+++ Data for processing

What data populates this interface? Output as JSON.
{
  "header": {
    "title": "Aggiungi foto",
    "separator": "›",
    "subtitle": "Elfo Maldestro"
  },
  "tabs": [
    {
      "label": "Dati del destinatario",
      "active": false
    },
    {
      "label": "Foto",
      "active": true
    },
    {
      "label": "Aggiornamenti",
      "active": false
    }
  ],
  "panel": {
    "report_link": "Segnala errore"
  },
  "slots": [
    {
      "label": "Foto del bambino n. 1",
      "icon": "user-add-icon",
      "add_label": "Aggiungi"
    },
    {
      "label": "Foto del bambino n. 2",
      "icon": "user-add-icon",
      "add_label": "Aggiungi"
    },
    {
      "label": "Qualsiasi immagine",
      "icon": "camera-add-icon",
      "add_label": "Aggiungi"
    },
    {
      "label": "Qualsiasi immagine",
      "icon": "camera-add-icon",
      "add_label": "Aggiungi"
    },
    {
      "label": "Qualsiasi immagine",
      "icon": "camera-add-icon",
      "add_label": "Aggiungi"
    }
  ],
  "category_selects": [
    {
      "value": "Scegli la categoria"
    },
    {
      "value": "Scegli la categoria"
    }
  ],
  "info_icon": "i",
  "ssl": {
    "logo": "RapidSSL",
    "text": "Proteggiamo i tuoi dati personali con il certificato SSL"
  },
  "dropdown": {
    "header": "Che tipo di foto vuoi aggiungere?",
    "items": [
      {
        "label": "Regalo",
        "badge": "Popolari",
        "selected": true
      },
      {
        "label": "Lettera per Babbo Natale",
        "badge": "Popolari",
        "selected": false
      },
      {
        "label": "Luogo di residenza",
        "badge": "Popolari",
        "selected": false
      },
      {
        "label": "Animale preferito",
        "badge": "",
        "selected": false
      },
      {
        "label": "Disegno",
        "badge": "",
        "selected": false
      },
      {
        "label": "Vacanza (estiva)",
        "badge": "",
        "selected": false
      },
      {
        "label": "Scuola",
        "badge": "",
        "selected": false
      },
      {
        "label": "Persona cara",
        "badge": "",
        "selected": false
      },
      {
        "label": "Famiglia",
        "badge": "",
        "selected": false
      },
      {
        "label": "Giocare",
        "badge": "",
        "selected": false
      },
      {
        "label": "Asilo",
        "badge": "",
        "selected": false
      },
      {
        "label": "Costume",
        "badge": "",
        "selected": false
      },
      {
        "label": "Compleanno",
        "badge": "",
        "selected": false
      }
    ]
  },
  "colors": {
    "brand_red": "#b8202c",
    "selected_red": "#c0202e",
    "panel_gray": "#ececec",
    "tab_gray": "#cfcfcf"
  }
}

++++++

**The problem**
Pull out all lines of the data with the string "header".

**Result of the exercise**
  "header": {
    "header": "Che tipo di foto vuoi aggiungere?",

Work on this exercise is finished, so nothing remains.